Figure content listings
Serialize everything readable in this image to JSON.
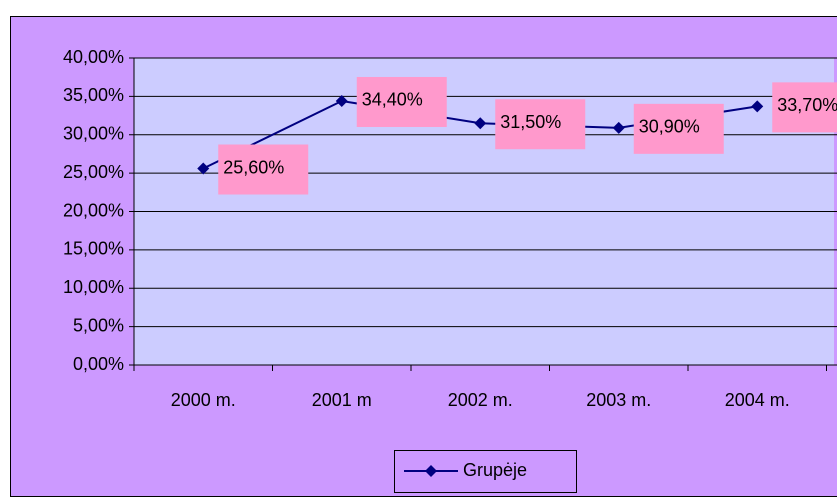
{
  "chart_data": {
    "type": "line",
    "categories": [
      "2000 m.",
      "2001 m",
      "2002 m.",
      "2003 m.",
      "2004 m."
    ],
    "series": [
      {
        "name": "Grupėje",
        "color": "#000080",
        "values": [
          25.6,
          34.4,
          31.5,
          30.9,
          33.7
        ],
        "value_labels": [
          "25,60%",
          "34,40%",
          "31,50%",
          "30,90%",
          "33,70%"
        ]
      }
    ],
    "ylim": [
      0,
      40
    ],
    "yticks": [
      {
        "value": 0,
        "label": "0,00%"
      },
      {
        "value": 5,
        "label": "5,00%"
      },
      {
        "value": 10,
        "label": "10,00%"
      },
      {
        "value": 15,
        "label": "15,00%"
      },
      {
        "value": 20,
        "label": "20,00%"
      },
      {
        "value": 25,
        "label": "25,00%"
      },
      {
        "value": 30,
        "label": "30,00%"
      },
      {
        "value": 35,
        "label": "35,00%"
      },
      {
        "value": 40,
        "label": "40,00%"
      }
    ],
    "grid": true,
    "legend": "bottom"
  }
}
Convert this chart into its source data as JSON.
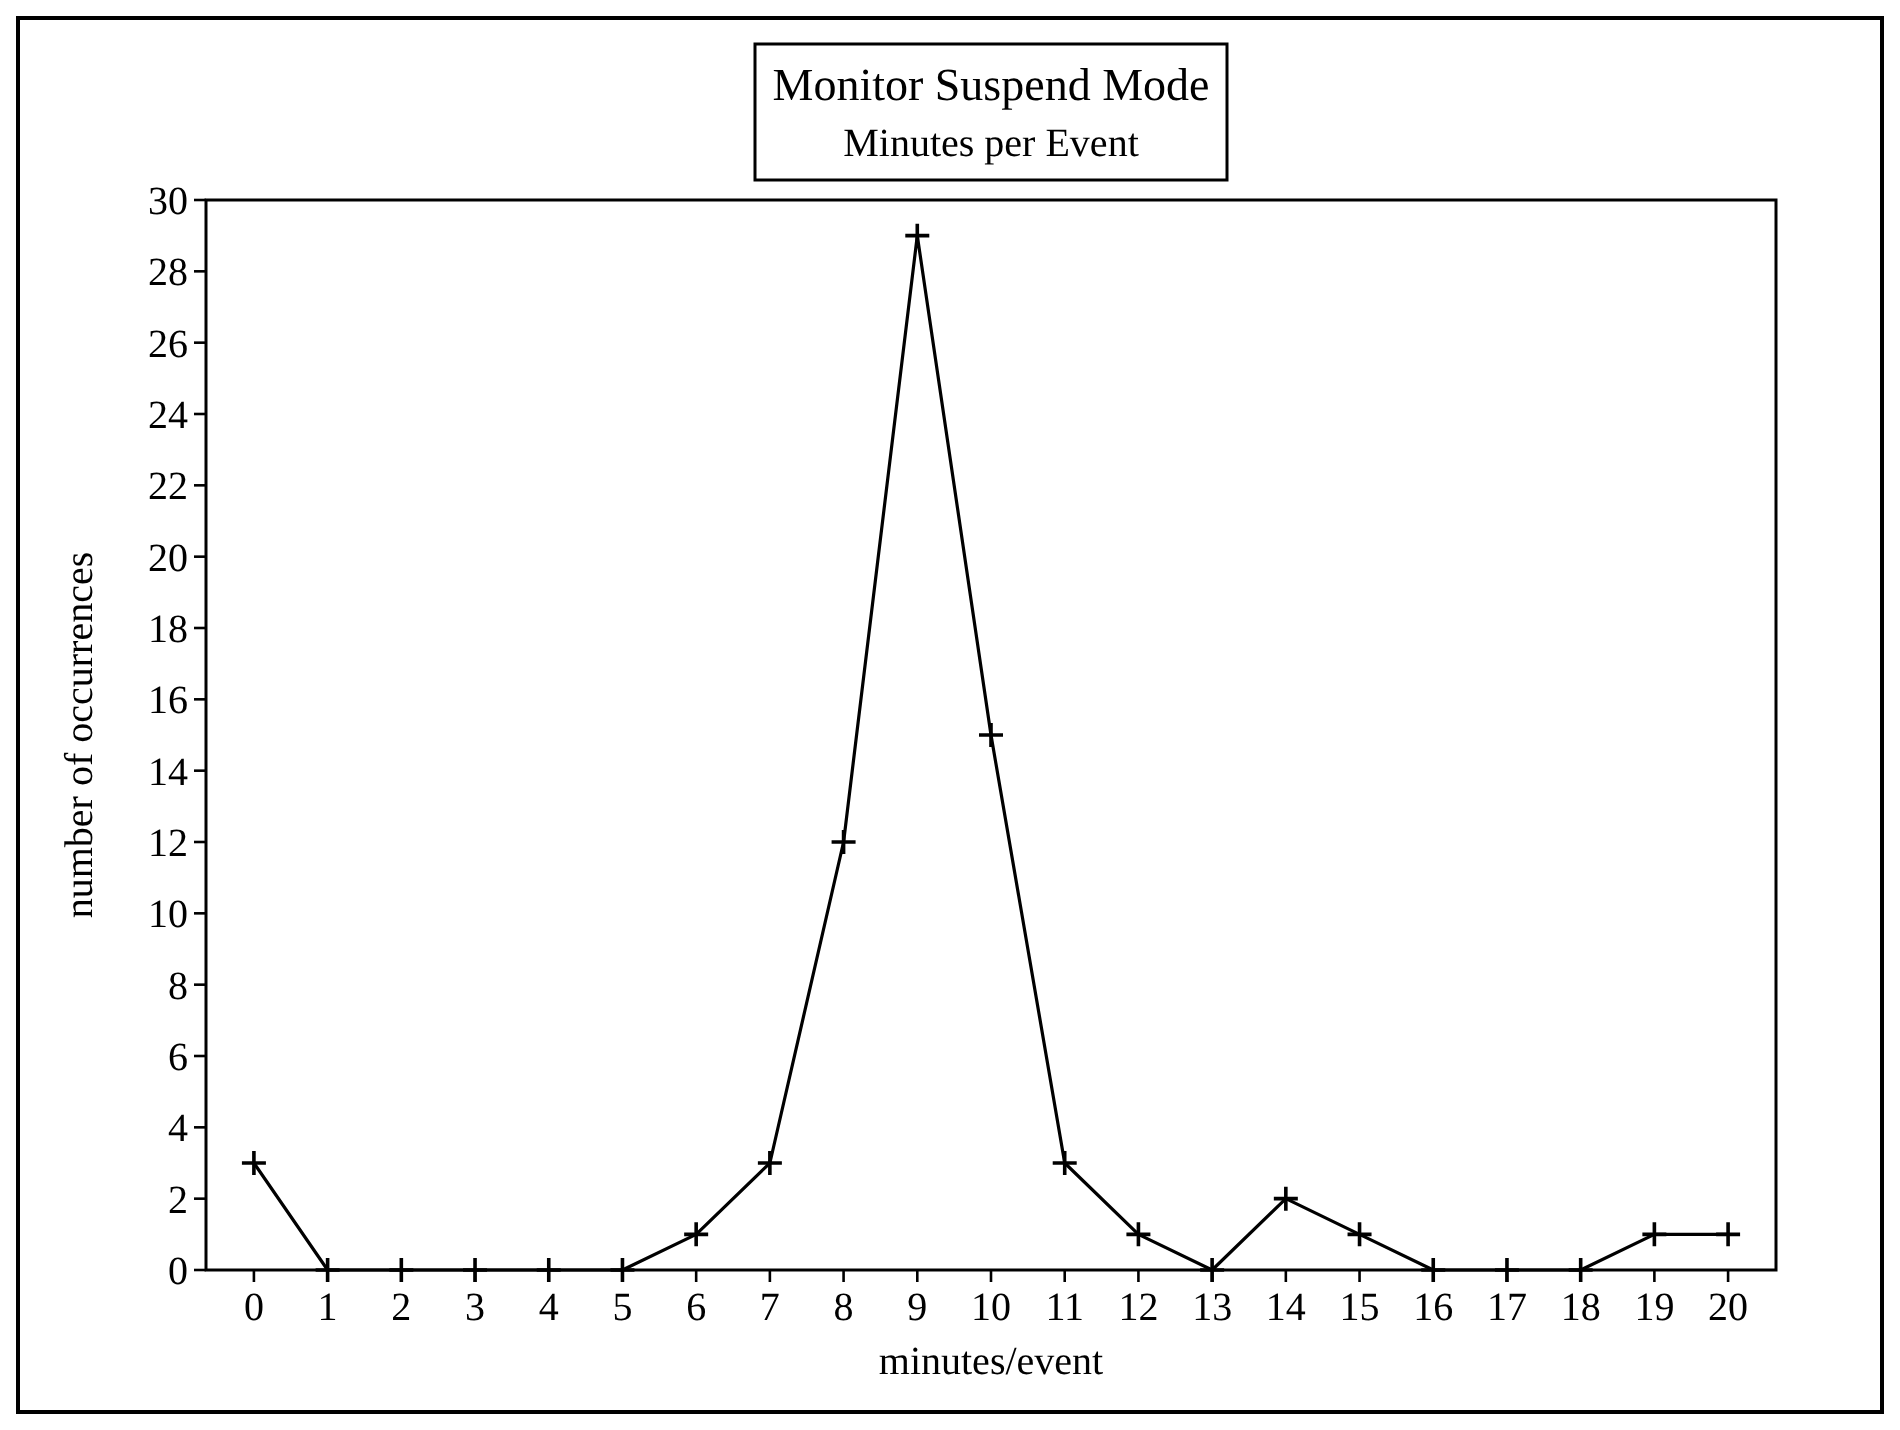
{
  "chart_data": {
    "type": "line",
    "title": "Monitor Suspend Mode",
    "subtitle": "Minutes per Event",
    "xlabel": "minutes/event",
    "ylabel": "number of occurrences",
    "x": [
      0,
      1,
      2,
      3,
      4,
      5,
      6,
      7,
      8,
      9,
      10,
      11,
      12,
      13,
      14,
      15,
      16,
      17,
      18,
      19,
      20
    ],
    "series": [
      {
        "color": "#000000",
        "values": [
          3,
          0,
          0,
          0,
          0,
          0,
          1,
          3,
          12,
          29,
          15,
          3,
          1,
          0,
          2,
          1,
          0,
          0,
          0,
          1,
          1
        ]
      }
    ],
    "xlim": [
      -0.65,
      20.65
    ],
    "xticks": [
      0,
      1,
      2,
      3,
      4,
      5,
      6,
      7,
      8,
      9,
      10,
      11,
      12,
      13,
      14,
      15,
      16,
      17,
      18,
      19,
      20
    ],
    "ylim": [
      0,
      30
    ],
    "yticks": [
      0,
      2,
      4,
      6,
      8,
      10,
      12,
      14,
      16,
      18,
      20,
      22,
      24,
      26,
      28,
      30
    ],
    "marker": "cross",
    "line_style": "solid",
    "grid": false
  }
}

---

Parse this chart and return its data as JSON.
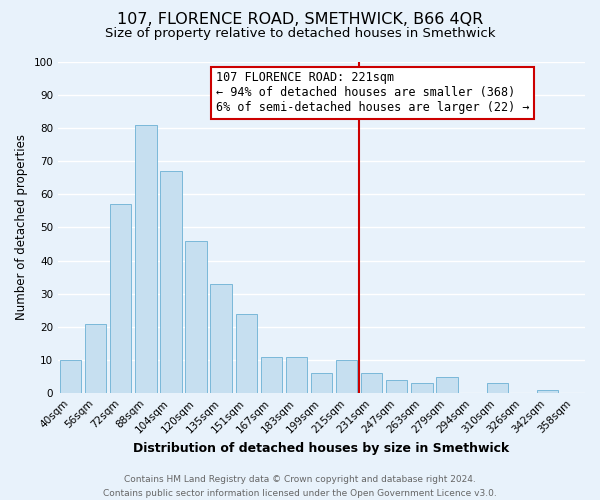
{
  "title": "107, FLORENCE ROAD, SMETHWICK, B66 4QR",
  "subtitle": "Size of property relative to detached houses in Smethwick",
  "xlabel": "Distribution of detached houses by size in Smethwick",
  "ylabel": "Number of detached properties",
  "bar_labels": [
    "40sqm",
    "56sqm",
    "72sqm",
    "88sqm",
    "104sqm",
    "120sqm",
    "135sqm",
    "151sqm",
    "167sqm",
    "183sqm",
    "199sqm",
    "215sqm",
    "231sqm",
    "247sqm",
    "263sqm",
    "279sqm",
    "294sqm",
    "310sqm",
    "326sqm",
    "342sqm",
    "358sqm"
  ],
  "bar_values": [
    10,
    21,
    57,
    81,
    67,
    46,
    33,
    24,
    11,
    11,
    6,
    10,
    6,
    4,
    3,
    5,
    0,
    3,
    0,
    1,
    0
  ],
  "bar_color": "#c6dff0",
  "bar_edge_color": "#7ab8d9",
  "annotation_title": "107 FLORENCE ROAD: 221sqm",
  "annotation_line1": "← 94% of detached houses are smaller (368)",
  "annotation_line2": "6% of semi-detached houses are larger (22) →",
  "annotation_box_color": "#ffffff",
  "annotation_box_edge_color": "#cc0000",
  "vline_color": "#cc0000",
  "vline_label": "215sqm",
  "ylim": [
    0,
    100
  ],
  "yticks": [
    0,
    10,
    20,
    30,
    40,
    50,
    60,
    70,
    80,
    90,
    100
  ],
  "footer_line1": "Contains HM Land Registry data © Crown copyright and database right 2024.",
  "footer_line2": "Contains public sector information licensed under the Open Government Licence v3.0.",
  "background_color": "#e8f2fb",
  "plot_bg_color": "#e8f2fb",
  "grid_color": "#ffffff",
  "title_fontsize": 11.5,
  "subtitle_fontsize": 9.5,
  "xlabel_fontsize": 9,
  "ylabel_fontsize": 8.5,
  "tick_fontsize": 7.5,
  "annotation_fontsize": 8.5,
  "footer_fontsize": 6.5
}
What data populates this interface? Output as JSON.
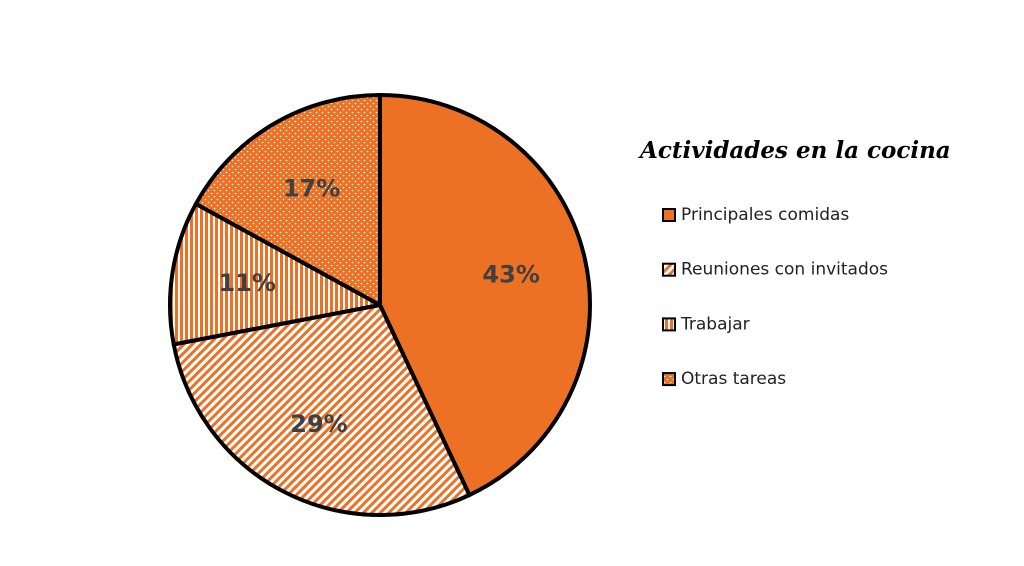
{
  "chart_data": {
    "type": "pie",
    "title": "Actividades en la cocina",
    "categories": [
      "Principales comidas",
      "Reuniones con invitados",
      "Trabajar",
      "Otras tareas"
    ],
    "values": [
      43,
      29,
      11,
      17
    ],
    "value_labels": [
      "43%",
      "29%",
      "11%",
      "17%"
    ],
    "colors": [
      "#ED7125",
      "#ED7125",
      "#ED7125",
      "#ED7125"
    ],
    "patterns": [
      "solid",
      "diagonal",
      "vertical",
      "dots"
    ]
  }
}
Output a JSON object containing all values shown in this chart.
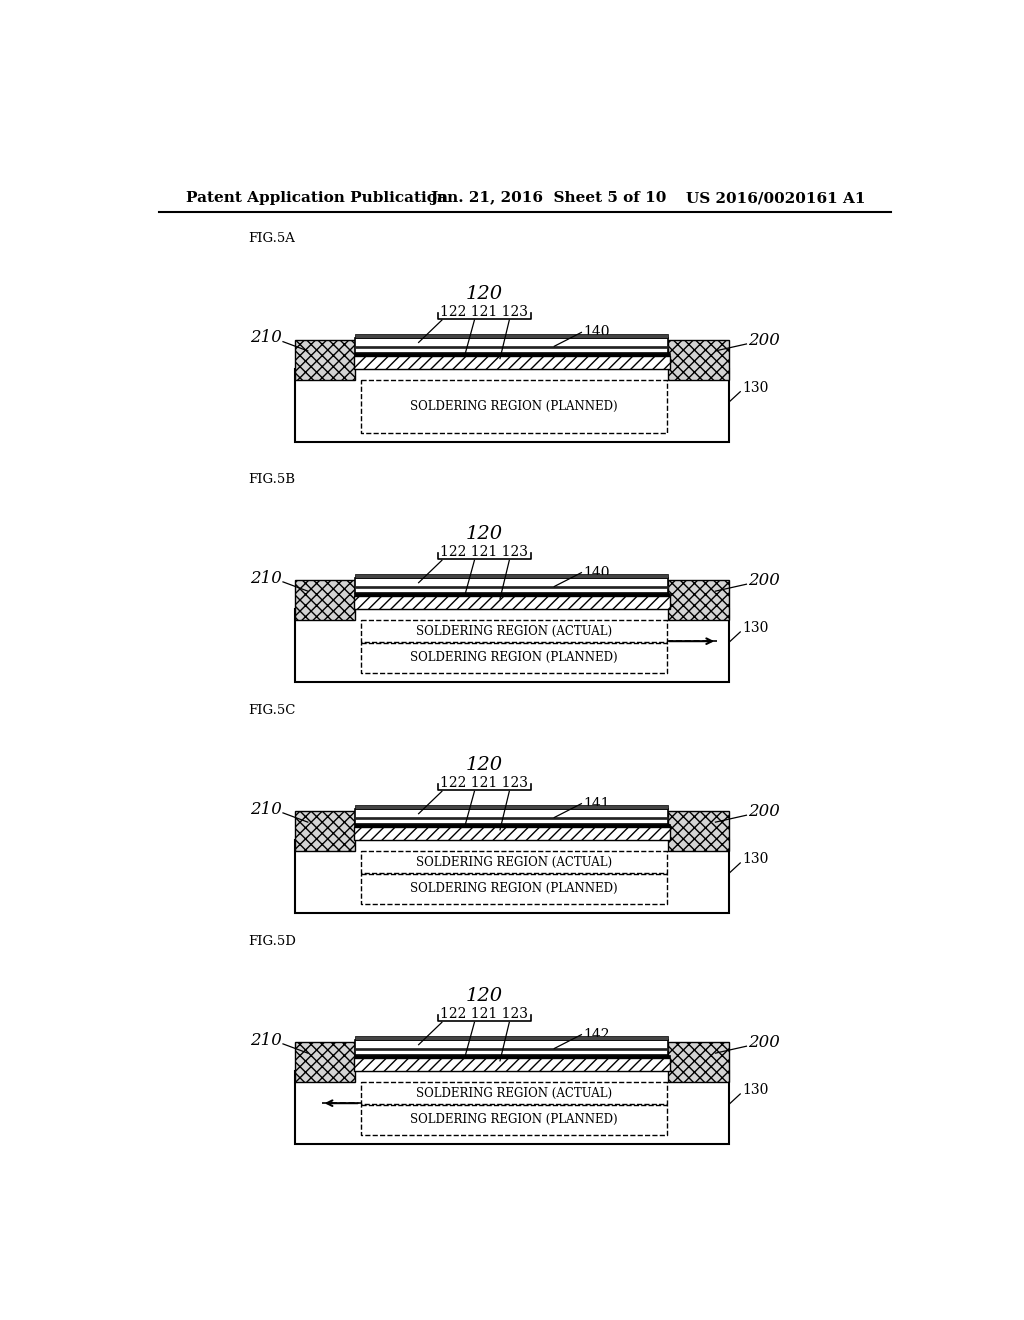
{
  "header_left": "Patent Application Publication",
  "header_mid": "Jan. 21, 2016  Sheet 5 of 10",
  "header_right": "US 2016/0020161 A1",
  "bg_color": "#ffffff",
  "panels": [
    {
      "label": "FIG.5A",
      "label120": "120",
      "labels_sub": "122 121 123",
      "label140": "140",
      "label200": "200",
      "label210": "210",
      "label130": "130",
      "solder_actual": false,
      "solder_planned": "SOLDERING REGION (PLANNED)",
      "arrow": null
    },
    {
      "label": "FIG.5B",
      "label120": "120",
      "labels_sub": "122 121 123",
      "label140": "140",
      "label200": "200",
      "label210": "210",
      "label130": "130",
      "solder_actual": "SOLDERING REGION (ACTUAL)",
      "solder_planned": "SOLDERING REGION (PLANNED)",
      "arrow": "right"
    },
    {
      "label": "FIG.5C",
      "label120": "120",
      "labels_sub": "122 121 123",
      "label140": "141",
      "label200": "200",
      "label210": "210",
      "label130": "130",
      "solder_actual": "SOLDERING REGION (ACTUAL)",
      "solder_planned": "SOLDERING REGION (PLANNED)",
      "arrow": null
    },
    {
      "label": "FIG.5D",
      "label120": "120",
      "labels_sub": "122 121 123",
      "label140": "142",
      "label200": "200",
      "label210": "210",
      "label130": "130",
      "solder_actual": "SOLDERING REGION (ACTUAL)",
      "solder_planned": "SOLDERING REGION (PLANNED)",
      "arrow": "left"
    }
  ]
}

The task
Give the number of lines that hold the word "ROAD" in these records, with nothing added.

Output of the exercise
2